Each line containing the word "within" needs to be copied.

------ Input rows

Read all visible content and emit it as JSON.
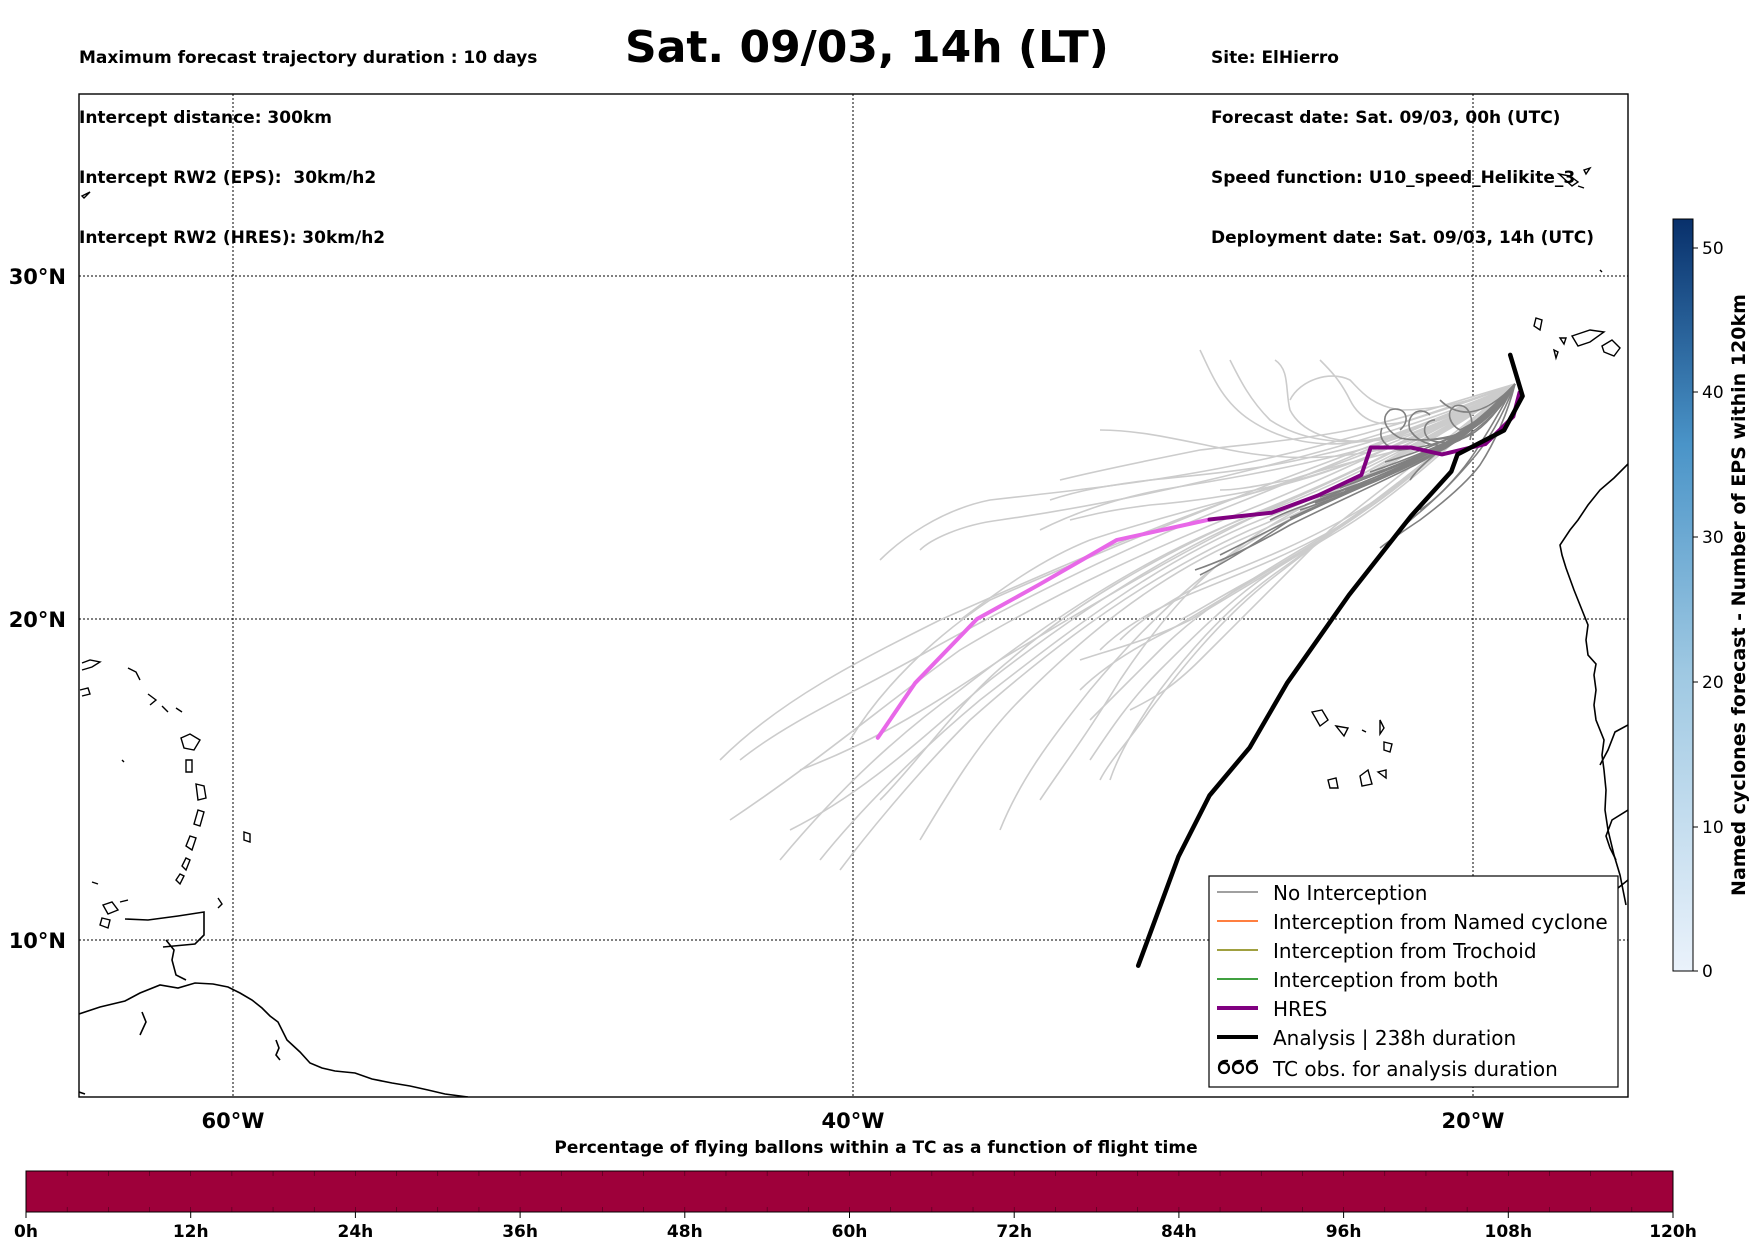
{
  "header": {
    "left_lines": [
      "Maximum forecast trajectory duration : 10 days",
      "Intercept distance: 300km",
      "Intercept RW2 (EPS):  30km/h2",
      "Intercept RW2 (HRES): 30km/h2"
    ],
    "right_lines": [
      "Site: ElHierro",
      "Forecast date: Sat. 09/03, 00h (UTC)",
      "Speed function: U10_speed_Helikite_3",
      "Deployment date: Sat. 09/03, 14h (UTC)"
    ],
    "title": "Sat. 09/03, 14h (LT)"
  },
  "map": {
    "lon_labels": [
      "60°W",
      "40°W",
      "20°W"
    ],
    "lat_labels": [
      "30°N",
      "20°N",
      "10°N"
    ],
    "extent": {
      "lon_min": -65,
      "lon_max": -15,
      "lat_min": 5.3,
      "lat_max": 34.6
    },
    "hres_track_color": "#800080",
    "hres_early_color": "#e868e8",
    "analysis_track_color": "#000000",
    "eps_no_interception_color": "#808080",
    "eps_far_color": "#cccccc"
  },
  "legend": {
    "items": [
      {
        "label": "No Interception",
        "color": "#808080"
      },
      {
        "label": "Interception from Named cyclone",
        "color": "#ff5500"
      },
      {
        "label": "Interception from Trochoid",
        "color": "#808000"
      },
      {
        "label": "Interception from both",
        "color": "#008000"
      },
      {
        "label": "HRES",
        "color": "#800080"
      },
      {
        "label": "Analysis | 238h duration",
        "color": "#000000"
      },
      {
        "label": "TC obs. for analysis duration",
        "icon": "cyclone-symbol-icon"
      }
    ]
  },
  "colorbar": {
    "label": "Named cyclones forecast - Number of EPS within 120km",
    "ticks": [
      "0",
      "10",
      "20",
      "30",
      "40",
      "50"
    ],
    "range": [
      0,
      52
    ],
    "color_low": "#e4eef8",
    "color_high": "#08306b"
  },
  "timebar": {
    "title": "Percentage of flying ballons within a TC as a function of flight time",
    "ticks": [
      "0h",
      "12h",
      "24h",
      "36h",
      "48h",
      "60h",
      "72h",
      "84h",
      "96h",
      "108h",
      "120h"
    ],
    "fill_color": "#9e003a",
    "percent_in_tc": 100
  },
  "chart_data": {
    "type": "map-trajectories",
    "hres_track": [
      {
        "lon": -18.5,
        "lat": 26.6
      },
      {
        "lon": -18.7,
        "lat": 25.9
      },
      {
        "lon": -19.6,
        "lat": 25.1
      },
      {
        "lon": -21.0,
        "lat": 24.8
      },
      {
        "lon": -22.0,
        "lat": 25.0
      },
      {
        "lon": -23.3,
        "lat": 25.0
      },
      {
        "lon": -23.6,
        "lat": 24.2
      },
      {
        "lon": -25.0,
        "lat": 23.6
      },
      {
        "lon": -26.5,
        "lat": 23.1
      },
      {
        "lon": -28.5,
        "lat": 22.9
      },
      {
        "lon": -31.5,
        "lat": 22.3
      },
      {
        "lon": -34.0,
        "lat": 21.0
      },
      {
        "lon": -36.0,
        "lat": 20.0
      },
      {
        "lon": -38.0,
        "lat": 18.0
      },
      {
        "lon": -39.2,
        "lat": 16.3
      }
    ],
    "analysis_track": [
      {
        "lon": -18.8,
        "lat": 27.7
      },
      {
        "lon": -18.4,
        "lat": 26.5
      },
      {
        "lon": -19.0,
        "lat": 25.5
      },
      {
        "lon": -20.5,
        "lat": 24.8
      },
      {
        "lon": -20.7,
        "lat": 24.3
      },
      {
        "lon": -22.0,
        "lat": 23.0
      },
      {
        "lon": -24.0,
        "lat": 20.7
      },
      {
        "lon": -26.0,
        "lat": 18.0
      },
      {
        "lon": -27.2,
        "lat": 16.0
      },
      {
        "lon": -28.5,
        "lat": 14.5
      },
      {
        "lon": -29.5,
        "lat": 12.6
      },
      {
        "lon": -30.8,
        "lat": 9.2
      }
    ]
  }
}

------------

| Result for this task |
    "label": "Named cyclones forecast - Number of EPS within 120km",
    "title": "Percentage of flying ballons within a TC as a function of flight time",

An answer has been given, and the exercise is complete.